◆ **Exercise instructions**:
Copy every line that holds "JSON".

Data listing

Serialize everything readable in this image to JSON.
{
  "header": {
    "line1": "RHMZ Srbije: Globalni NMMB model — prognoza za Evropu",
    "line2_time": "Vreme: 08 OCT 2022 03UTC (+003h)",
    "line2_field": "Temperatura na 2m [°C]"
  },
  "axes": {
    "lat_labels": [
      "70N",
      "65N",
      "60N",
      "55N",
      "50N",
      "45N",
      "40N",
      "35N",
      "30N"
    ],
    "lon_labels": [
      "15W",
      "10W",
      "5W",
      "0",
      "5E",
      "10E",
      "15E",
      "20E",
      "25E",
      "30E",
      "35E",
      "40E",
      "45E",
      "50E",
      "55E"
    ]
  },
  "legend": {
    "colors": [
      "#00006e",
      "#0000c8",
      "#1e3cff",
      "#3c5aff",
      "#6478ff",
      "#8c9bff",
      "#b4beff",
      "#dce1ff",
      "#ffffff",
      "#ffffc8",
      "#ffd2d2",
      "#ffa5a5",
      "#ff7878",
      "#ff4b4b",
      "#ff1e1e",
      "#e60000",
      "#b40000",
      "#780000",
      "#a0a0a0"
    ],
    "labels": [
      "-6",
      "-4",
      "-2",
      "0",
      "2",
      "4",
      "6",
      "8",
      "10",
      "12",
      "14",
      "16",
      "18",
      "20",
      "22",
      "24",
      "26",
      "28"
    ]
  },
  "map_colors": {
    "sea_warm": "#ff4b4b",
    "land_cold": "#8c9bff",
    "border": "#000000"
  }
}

---

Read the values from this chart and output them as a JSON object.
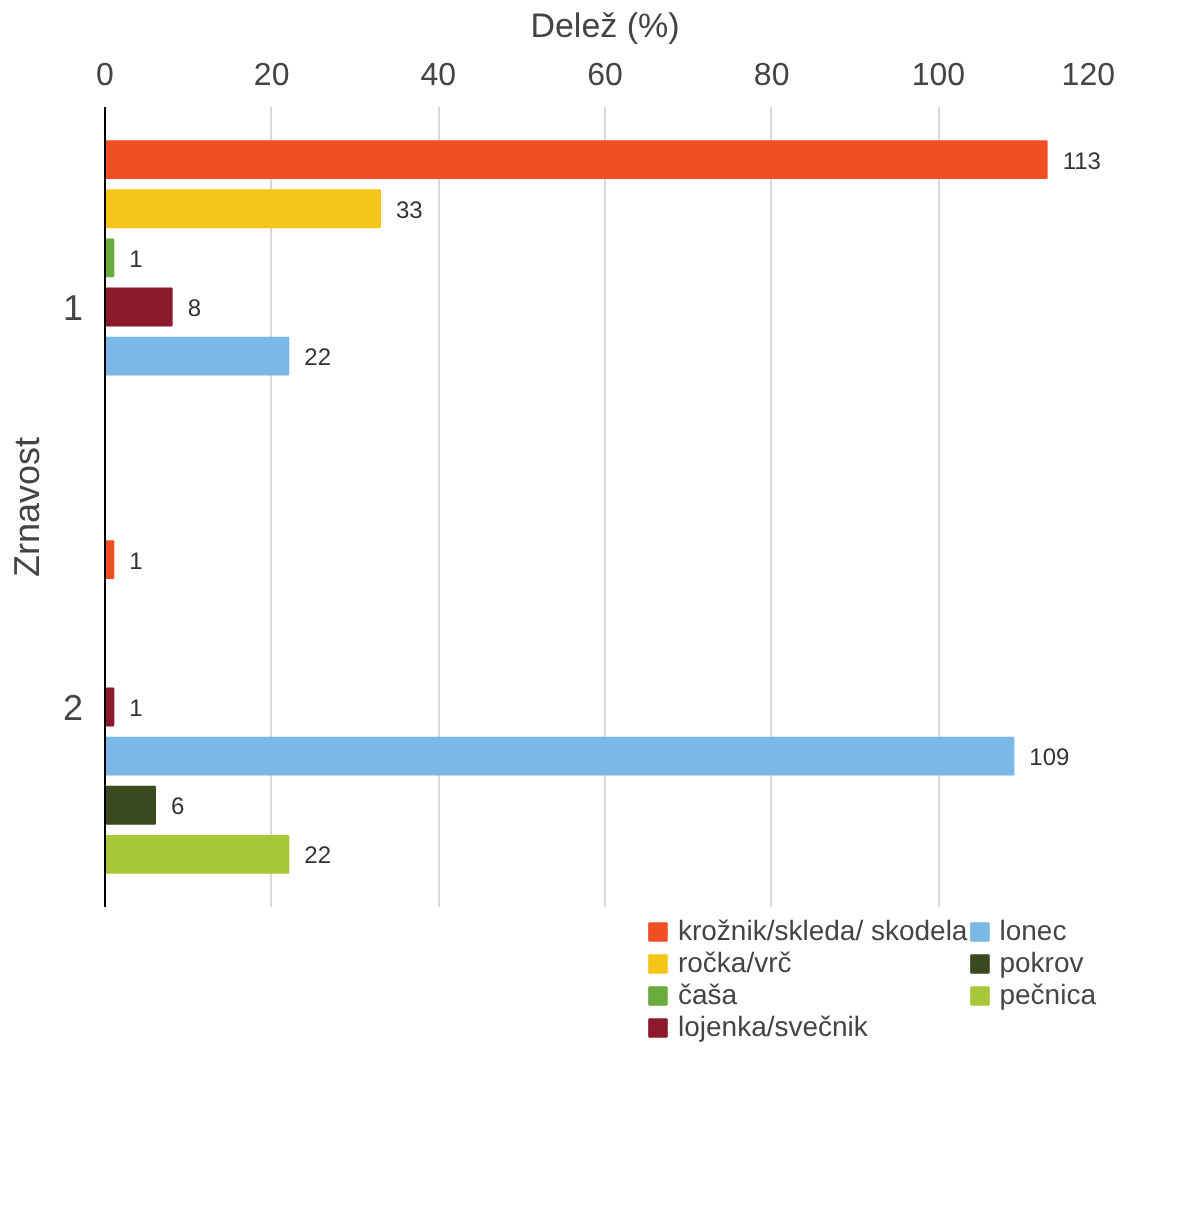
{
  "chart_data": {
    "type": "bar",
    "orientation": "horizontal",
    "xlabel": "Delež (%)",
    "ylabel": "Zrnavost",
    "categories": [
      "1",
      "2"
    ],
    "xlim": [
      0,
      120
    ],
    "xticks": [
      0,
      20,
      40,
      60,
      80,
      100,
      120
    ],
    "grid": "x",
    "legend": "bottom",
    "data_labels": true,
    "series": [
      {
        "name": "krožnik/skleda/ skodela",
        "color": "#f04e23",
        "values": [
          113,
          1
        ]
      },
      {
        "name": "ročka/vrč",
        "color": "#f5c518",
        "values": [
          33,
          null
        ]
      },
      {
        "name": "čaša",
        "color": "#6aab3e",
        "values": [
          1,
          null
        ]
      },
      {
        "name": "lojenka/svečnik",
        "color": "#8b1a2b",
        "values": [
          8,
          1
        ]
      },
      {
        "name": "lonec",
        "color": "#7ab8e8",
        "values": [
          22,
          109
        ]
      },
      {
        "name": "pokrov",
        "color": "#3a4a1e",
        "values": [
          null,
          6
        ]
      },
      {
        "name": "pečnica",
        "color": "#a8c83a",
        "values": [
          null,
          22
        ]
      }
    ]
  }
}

==

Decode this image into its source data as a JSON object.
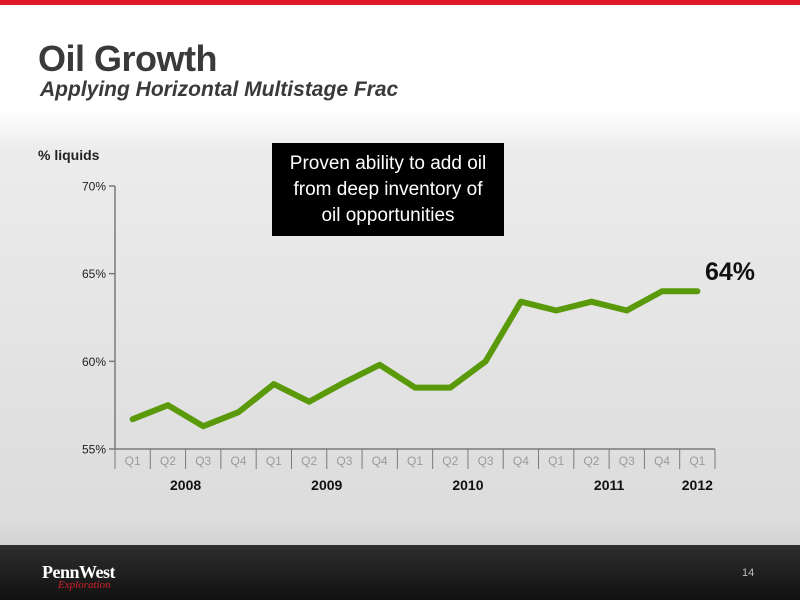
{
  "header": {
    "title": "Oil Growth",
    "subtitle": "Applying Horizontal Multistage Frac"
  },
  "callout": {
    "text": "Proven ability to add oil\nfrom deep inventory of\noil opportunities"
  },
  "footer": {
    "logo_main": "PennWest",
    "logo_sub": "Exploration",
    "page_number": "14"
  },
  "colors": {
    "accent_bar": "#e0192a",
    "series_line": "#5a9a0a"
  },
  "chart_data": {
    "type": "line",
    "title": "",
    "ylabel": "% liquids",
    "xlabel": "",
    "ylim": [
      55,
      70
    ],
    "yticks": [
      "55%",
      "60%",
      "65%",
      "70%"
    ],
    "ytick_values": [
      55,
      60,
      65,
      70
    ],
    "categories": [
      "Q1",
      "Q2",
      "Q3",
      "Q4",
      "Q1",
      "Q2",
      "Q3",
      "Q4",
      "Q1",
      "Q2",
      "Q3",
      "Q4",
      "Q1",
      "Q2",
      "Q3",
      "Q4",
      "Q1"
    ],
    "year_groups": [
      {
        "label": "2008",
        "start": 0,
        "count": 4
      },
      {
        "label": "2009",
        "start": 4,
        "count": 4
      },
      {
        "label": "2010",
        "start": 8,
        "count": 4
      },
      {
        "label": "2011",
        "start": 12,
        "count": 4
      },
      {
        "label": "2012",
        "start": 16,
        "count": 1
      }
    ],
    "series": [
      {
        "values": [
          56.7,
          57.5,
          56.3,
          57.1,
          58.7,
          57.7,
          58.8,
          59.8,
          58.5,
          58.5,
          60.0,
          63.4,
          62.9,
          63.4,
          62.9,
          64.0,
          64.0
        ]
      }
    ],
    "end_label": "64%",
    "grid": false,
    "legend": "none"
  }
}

◆ **Answer for this exercise**:
Serialize everything readable in this image to JSON.
Read the values from this chart and output them as a JSON object.
Decode this image into its source data as a JSON object.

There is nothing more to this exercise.